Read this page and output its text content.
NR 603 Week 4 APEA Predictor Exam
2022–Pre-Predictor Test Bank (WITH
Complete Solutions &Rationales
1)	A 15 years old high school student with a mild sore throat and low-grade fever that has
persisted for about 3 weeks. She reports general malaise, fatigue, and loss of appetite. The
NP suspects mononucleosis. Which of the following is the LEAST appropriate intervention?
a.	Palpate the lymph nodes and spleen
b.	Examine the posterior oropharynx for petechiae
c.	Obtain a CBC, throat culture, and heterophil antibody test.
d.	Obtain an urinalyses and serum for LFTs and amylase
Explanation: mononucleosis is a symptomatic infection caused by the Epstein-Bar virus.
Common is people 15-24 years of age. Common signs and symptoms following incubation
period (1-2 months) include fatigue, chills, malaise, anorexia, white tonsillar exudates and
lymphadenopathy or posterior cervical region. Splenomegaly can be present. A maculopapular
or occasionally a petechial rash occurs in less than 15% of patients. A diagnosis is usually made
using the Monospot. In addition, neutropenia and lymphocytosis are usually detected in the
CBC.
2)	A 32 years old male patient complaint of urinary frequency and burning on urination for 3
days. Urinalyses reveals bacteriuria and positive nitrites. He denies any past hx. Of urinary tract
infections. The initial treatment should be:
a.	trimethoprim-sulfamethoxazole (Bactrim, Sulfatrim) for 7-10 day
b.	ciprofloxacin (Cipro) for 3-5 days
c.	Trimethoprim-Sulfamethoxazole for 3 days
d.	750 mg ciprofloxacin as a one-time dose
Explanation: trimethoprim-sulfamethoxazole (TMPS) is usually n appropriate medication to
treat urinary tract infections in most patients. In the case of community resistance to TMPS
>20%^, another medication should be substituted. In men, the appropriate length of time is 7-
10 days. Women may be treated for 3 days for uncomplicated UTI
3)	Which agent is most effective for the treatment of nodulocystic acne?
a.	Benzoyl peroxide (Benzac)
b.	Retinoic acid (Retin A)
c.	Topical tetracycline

::::::

— Required action —
Filter the records above and return every line that holds the word "urinary".

— Answer box —
2)	A 32 years old male patient complaint of urinary frequency and burning on urination for 3
days. Urinalyses reveals bacteriuria and positive nitrites. He denies any past hx. Of urinary tract
treat urinary tract infections in most patients. In the case of community resistance to TMPS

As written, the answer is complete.